**What you are asked to do**
Check each line of the entries below for the string "guidance"; copy every line where it appears.

**Listing**
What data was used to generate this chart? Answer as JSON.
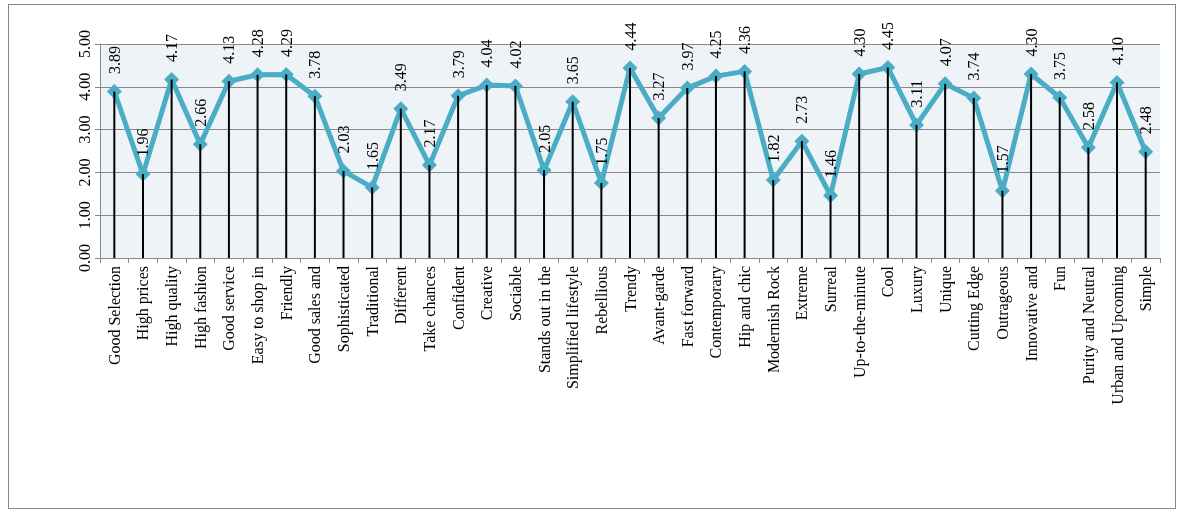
{
  "chart_data": {
    "type": "line",
    "categories": [
      "Good Selection",
      "High prices",
      "High quality",
      "High fashion",
      "Good service",
      "Easy to shop in",
      "Friendly",
      "Good sales and",
      "Sophisticated",
      "Traditional",
      "Different",
      "Take chances",
      "Confident",
      "Creative",
      "Sociable",
      "Stands out in the",
      "Simplified lifestyle",
      "Rebellious",
      "Trendy",
      "Avant-garde",
      "Fast forward",
      "Contemporary",
      "Hip and chic",
      "Modernish Rock",
      "Extreme",
      "Surreal",
      "Up-to-the-minute",
      "Cool",
      "Luxury",
      "Unique",
      "Cutting Edge",
      "Outrageous",
      "Innovative and",
      "Fun",
      "Purity and Neutral",
      "Urban and Upcoming",
      "Simple"
    ],
    "series": [
      {
        "color": "#4bacc6",
        "marker": "diamond",
        "values": [
          3.89,
          1.96,
          4.17,
          2.66,
          4.13,
          4.28,
          4.29,
          3.78,
          2.03,
          1.65,
          3.49,
          2.17,
          3.79,
          4.04,
          4.02,
          2.05,
          3.65,
          1.75,
          4.44,
          3.27,
          3.97,
          4.25,
          4.36,
          1.82,
          2.73,
          1.46,
          4.3,
          4.45,
          3.11,
          4.07,
          3.74,
          1.57,
          4.3,
          3.75,
          2.58,
          4.1,
          2.48
        ],
        "value_labels": [
          "3.89",
          "1.96",
          "4.17",
          "2.66",
          "4.13",
          "4.28",
          "4.29",
          "3.78",
          "2.03",
          "1.65",
          "3.49",
          "2.17",
          "3.79",
          "4.04",
          "4.02",
          "2.05",
          "3.65",
          "1.75",
          "4.44",
          "3.27",
          "3.97",
          "4.25",
          "4.36",
          "1.82",
          "2.73",
          "1.46",
          "4.30",
          "4.45",
          "3.11",
          "4.07",
          "3.74",
          "1.57",
          "4.30",
          "3.75",
          "2.58",
          "4.10",
          "2.48"
        ]
      },
      {
        "type": "bar",
        "color": "#000000",
        "values": [
          3.89,
          1.96,
          4.17,
          2.66,
          4.13,
          4.28,
          4.29,
          3.78,
          2.03,
          1.65,
          3.49,
          2.17,
          3.79,
          4.04,
          4.02,
          2.05,
          3.65,
          1.75,
          4.44,
          3.27,
          3.97,
          4.25,
          4.36,
          1.82,
          2.73,
          1.46,
          4.3,
          4.45,
          3.11,
          4.07,
          3.74,
          1.57,
          4.3,
          3.75,
          2.58,
          4.1,
          2.48
        ]
      }
    ],
    "ylim": [
      0,
      5
    ],
    "yticks": [
      {
        "value": 0,
        "label": "0.00"
      },
      {
        "value": 1,
        "label": "1.00"
      },
      {
        "value": 2,
        "label": "2.00"
      },
      {
        "value": 3,
        "label": "3.00"
      },
      {
        "value": 4,
        "label": "4.00"
      },
      {
        "value": 5,
        "label": "5.00"
      }
    ],
    "grid": "y",
    "line_style": "solid"
  }
}
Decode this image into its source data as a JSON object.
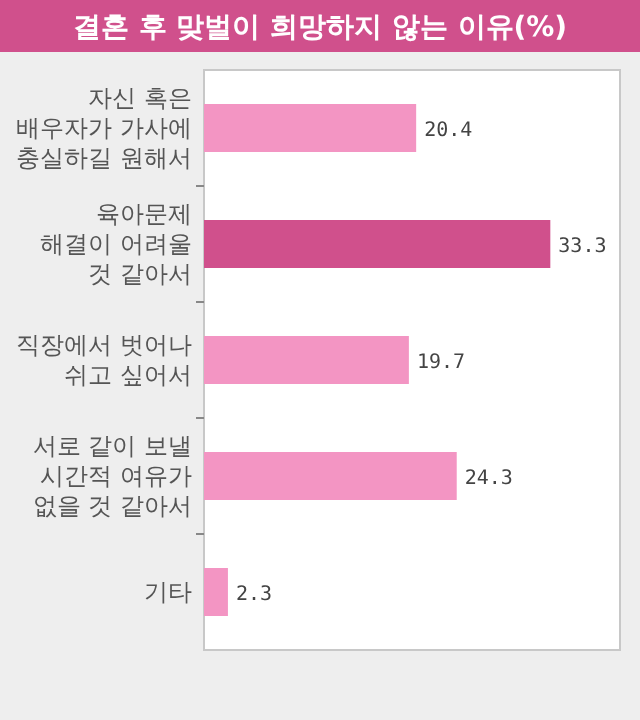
{
  "chart_data": {
    "type": "bar",
    "orientation": "horizontal",
    "title": "결혼 후 맞벌이 희망하지 않는 이유(%)",
    "categories": [
      "자신 혹은\n배우자가 가사에\n충실하길 원해서",
      "육아문제\n해결이 어려울\n것 같아서",
      "직장에서 벗어나\n쉬고 싶어서",
      "서로 같이 보낼\n시간적 여유가\n없을 것 같아서",
      "기타"
    ],
    "values": [
      20.4,
      33.3,
      19.7,
      24.3,
      2.3
    ],
    "colors": [
      "#f395c3",
      "#d0508c",
      "#f395c3",
      "#f395c3",
      "#f395c3"
    ],
    "xlim": [
      0,
      40
    ],
    "data_labels": true
  }
}
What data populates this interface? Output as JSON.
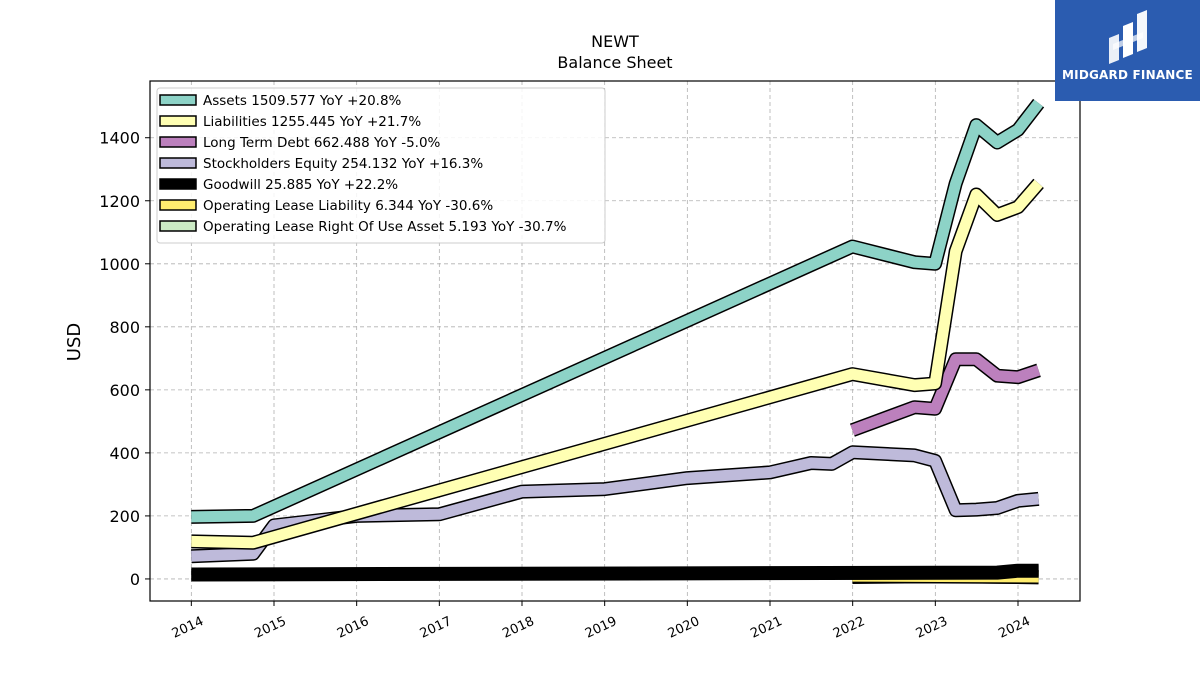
{
  "chart_data": {
    "type": "line",
    "title": "NEWT",
    "subtitle": "Balance  Sheet",
    "ylabel": "USD",
    "xlabel": "",
    "ylim": [
      -70,
      1580
    ],
    "yticks": [
      0,
      200,
      400,
      600,
      800,
      1000,
      1200,
      1400
    ],
    "xlim": [
      2013.5,
      2024.75
    ],
    "xticks": [
      "2014",
      "2015",
      "2016",
      "2017",
      "2018",
      "2019",
      "2020",
      "2021",
      "2022",
      "2023",
      "2024"
    ],
    "grid": true,
    "legend_position": "upper-left",
    "series": [
      {
        "name": "Assets",
        "legend_label": "Assets  1509.577 YoY +20.8%",
        "color": "#8dd3c7",
        "stroke_width": 11,
        "x": [
          "2014-01-01",
          "2014-10-01",
          "2021-12-31",
          "2022-10-01",
          "2022-12-31",
          "2023-04-01",
          "2023-07-01",
          "2023-10-01",
          "2024-01-01",
          "2024-04-01"
        ],
        "y": [
          197,
          200,
          1055,
          1005,
          1000,
          1255,
          1440,
          1385,
          1425,
          1510
        ]
      },
      {
        "name": "Liabilities",
        "legend_label": "Liabilities  1255.445 YoY +21.7%",
        "color": "#ffffb3",
        "stroke_width": 11,
        "x": [
          "2014-01-01",
          "2014-10-01",
          "2021-12-31",
          "2022-10-01",
          "2022-12-31",
          "2023-04-01",
          "2023-07-01",
          "2023-10-01",
          "2024-01-01",
          "2024-04-01"
        ],
        "y": [
          119,
          115,
          650,
          615,
          620,
          1040,
          1220,
          1155,
          1180,
          1255
        ]
      },
      {
        "name": "Long Term Debt",
        "legend_label": "Long Term Debt  662.488 YoY -5.0%",
        "color": "#bc80bd",
        "stroke_width": 11,
        "x": [
          "2021-12-31",
          "2022-10-01",
          "2022-12-31",
          "2023-04-01",
          "2023-07-01",
          "2023-10-01",
          "2024-01-01",
          "2024-04-01"
        ],
        "y": [
          472,
          545,
          540,
          697,
          697,
          645,
          640,
          662
        ]
      },
      {
        "name": "Stockholders Equity",
        "legend_label": "Stockholders Equity  254.132 YoY +16.3%",
        "color": "#bebada",
        "stroke_width": 11,
        "x": [
          "2014-01-01",
          "2014-10-01",
          "2015-01-01",
          "2016-01-01",
          "2017-01-01",
          "2018-01-01",
          "2019-01-01",
          "2020-01-01",
          "2021-01-01",
          "2021-07-01",
          "2021-10-01",
          "2022-01-01",
          "2022-10-01",
          "2022-12-31",
          "2023-04-01",
          "2023-07-01",
          "2023-10-01",
          "2024-01-01",
          "2024-04-01"
        ],
        "y": [
          72,
          80,
          170,
          200,
          205,
          277,
          285,
          320,
          338,
          368,
          365,
          402,
          392,
          375,
          218,
          220,
          225,
          248,
          254
        ]
      },
      {
        "name": "Goodwill",
        "legend_label": "Goodwill  25.885 YoY +22.2%",
        "color": "#000000",
        "stroke_width": 11,
        "x": [
          "2014-01-01",
          "2023-10-01",
          "2024-01-01",
          "2024-04-01"
        ],
        "y": [
          14,
          20,
          26,
          26
        ]
      },
      {
        "name": "Operating Lease Liability",
        "legend_label": "Operating Lease Liability  6.344 YoY -30.6%",
        "color": "#ffed6f",
        "stroke_width": 11,
        "x": [
          "2021-12-31",
          "2024-04-01"
        ],
        "y": [
          9,
          6
        ]
      },
      {
        "name": "Operating Lease Right Of Use Asset",
        "legend_label": "Operating Lease Right Of Use Asset  5.193 YoY -30.7%",
        "color": "#ccebc5",
        "stroke_width": 11,
        "x": [
          "2021-12-31",
          "2023-04-01",
          "2024-04-01"
        ],
        "y": [
          6,
          9,
          5
        ]
      }
    ]
  },
  "logo": {
    "text": "MIDGARD FINANCE",
    "background": "#2b5cb0",
    "icon": "midgard-logo-icon"
  }
}
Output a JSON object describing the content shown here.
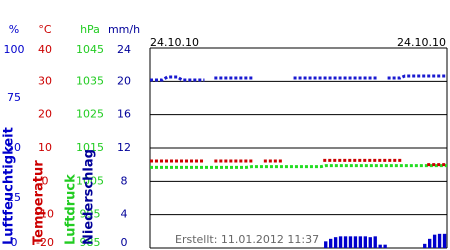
{
  "chart_data": {
    "type": "line",
    "date_start": "24.10.10",
    "date_end": "24.10.10",
    "credit": "Erstellt: 11.01.2012 11:37",
    "axes": [
      {
        "label": "Luftfeuchtigkeit",
        "unit": "%",
        "color": "#0000cc",
        "lim": [
          0,
          100
        ],
        "ticks": [
          100,
          75,
          50,
          25,
          0
        ]
      },
      {
        "label": "Temperatur",
        "unit": "°C",
        "color": "#cc0000",
        "lim": [
          -20,
          40
        ],
        "ticks": [
          40,
          30,
          20,
          10,
          0,
          -10,
          -20
        ]
      },
      {
        "label": "Luftdruck",
        "unit": "hPa",
        "color": "#22cc22",
        "lim": [
          985,
          1045
        ],
        "ticks": [
          1045,
          1035,
          1025,
          1015,
          1005,
          995,
          985
        ]
      },
      {
        "label": "Niederschlag",
        "unit": "mm/h",
        "color": "#000099",
        "lim": [
          0,
          24
        ],
        "ticks": [
          24,
          20,
          16,
          12,
          8,
          4,
          0
        ]
      }
    ],
    "grid": true,
    "series": [
      {
        "axis": 0,
        "style": "dotted",
        "color": "#1a1ad0",
        "values": [
          84,
          84,
          84,
          85.5,
          85.5,
          85.5,
          84,
          84,
          84,
          84,
          84,
          null,
          null,
          85,
          85,
          85,
          85,
          85,
          85,
          85,
          85,
          null,
          null,
          null,
          null,
          null,
          null,
          null,
          null,
          85,
          85,
          85,
          85,
          85,
          85,
          85,
          85,
          85,
          85,
          85,
          85,
          85,
          85,
          85,
          85,
          85,
          null,
          null,
          85,
          85,
          85,
          86,
          86,
          86,
          86,
          86,
          86,
          86,
          86,
          86
        ]
      },
      {
        "axis": 2,
        "style": "dotted",
        "color": "#22dd22",
        "values": [
          1009.2,
          1009.2,
          1009.2,
          1009.2,
          1009.2,
          1009.2,
          1009.2,
          1009.2,
          1009.2,
          1009.2,
          1009.2,
          1009.2,
          1009.2,
          1009.2,
          1009.2,
          1009.2,
          1009.2,
          1009.2,
          1009.2,
          1009.2,
          1009.4,
          1009.4,
          1009.4,
          1009.4,
          1009.4,
          1009.4,
          1009.4,
          1009.4,
          1009.4,
          1009.4,
          1009.4,
          1009.4,
          1009.4,
          1009.4,
          1009.4,
          1009.7,
          1009.7,
          1009.7,
          1009.7,
          1009.7,
          1009.7,
          1009.7,
          1009.7,
          1009.7,
          1009.7,
          1009.7,
          1009.7,
          1009.7,
          1009.7,
          1009.7,
          1009.7,
          1009.7,
          1009.7,
          1009.7,
          1009.7,
          1009.7,
          1009.7,
          1009.7,
          1009.7,
          1009.7
        ]
      },
      {
        "axis": 1,
        "style": "dotted",
        "color": "#cc0000",
        "values": [
          6.1,
          6.1,
          6.1,
          6.1,
          6.1,
          6.1,
          6.1,
          6.1,
          6.1,
          6.1,
          6.1,
          null,
          null,
          6.1,
          6.1,
          6.1,
          6.1,
          6.1,
          6.1,
          6.1,
          6.1,
          null,
          null,
          6.1,
          6.1,
          6.1,
          6.1,
          null,
          null,
          null,
          null,
          null,
          null,
          null,
          null,
          6.3,
          6.3,
          6.3,
          6.3,
          6.3,
          6.3,
          6.3,
          6.3,
          6.3,
          6.3,
          6.3,
          6.3,
          6.3,
          6.3,
          6.3,
          6.3,
          null,
          null,
          null,
          null,
          null,
          5,
          5,
          5,
          5
        ]
      },
      {
        "axis": 3,
        "style": "bar",
        "color": "#0000cc",
        "values": [
          0,
          0,
          0,
          0,
          0,
          0,
          0,
          0,
          0,
          0,
          0,
          0,
          0,
          0,
          0,
          0,
          0,
          0,
          0,
          0,
          0,
          0,
          0,
          0,
          0,
          0,
          0,
          0,
          0,
          0,
          0,
          0,
          0,
          0,
          0,
          0.8,
          1.1,
          1.3,
          1.4,
          1.4,
          1.4,
          1.4,
          1.4,
          1.4,
          1.3,
          1.4,
          0.4,
          0.4,
          0,
          0,
          0,
          0,
          0,
          0,
          0,
          0.5,
          1.1,
          1.6,
          1.7,
          1.7
        ]
      }
    ]
  }
}
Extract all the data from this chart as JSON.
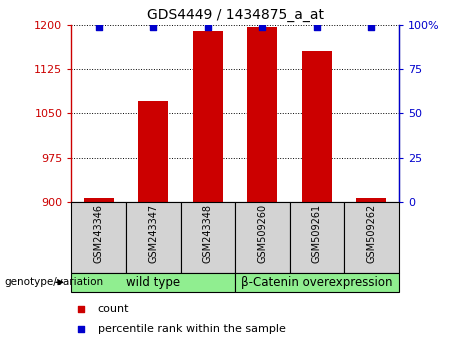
{
  "title": "GDS4449 / 1434875_a_at",
  "samples": [
    "GSM243346",
    "GSM243347",
    "GSM243348",
    "GSM509260",
    "GSM509261",
    "GSM509262"
  ],
  "count_values": [
    907,
    1070,
    1190,
    1196,
    1155,
    907
  ],
  "percentile_values": [
    98.5,
    98.5,
    99,
    99,
    98.5,
    98.5
  ],
  "ylim_left": [
    900,
    1200
  ],
  "ylim_right": [
    0,
    100
  ],
  "yticks_left": [
    900,
    975,
    1050,
    1125,
    1200
  ],
  "yticks_right": [
    0,
    25,
    50,
    75,
    100
  ],
  "bar_color": "#cc0000",
  "dot_color": "#0000cc",
  "bar_width": 0.55,
  "group1_label": "wild type",
  "group2_label": "β-Catenin overexpression",
  "group1_indices": [
    0,
    1,
    2
  ],
  "group2_indices": [
    3,
    4,
    5
  ],
  "group_bg_color": "#90ee90",
  "sample_bg_color": "#d3d3d3",
  "legend_count_label": "count",
  "legend_percentile_label": "percentile rank within the sample",
  "genotype_label": "genotype/variation"
}
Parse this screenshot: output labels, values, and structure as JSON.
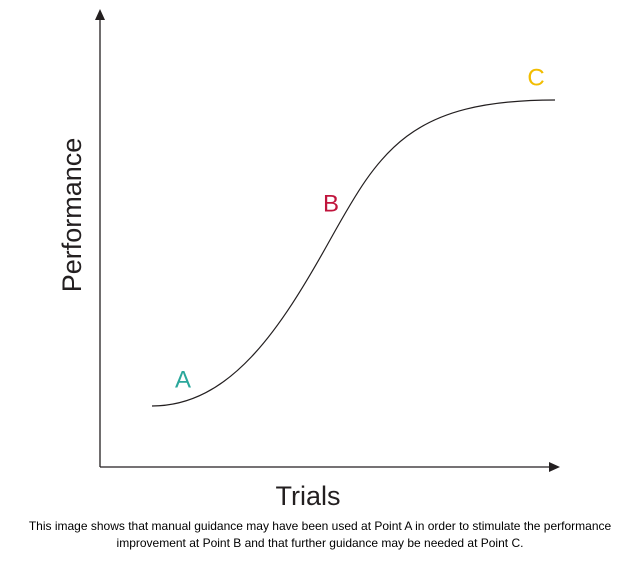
{
  "axes": {
    "x_label": "Trials",
    "y_label": "Performance"
  },
  "points": [
    {
      "label": "A"
    },
    {
      "label": "B"
    },
    {
      "label": "C"
    }
  ],
  "caption": [
    "This image shows that manual guidance may have been used at Point A in order to stimulate the performance",
    "improvement at Point B and that further guidance may be needed at Point C."
  ]
}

**In response**
    "This image shows that manual guidance may have been used at Point A in order to stimulate the performance",
    "improvement at Point B and that further guidance may be needed at Point C."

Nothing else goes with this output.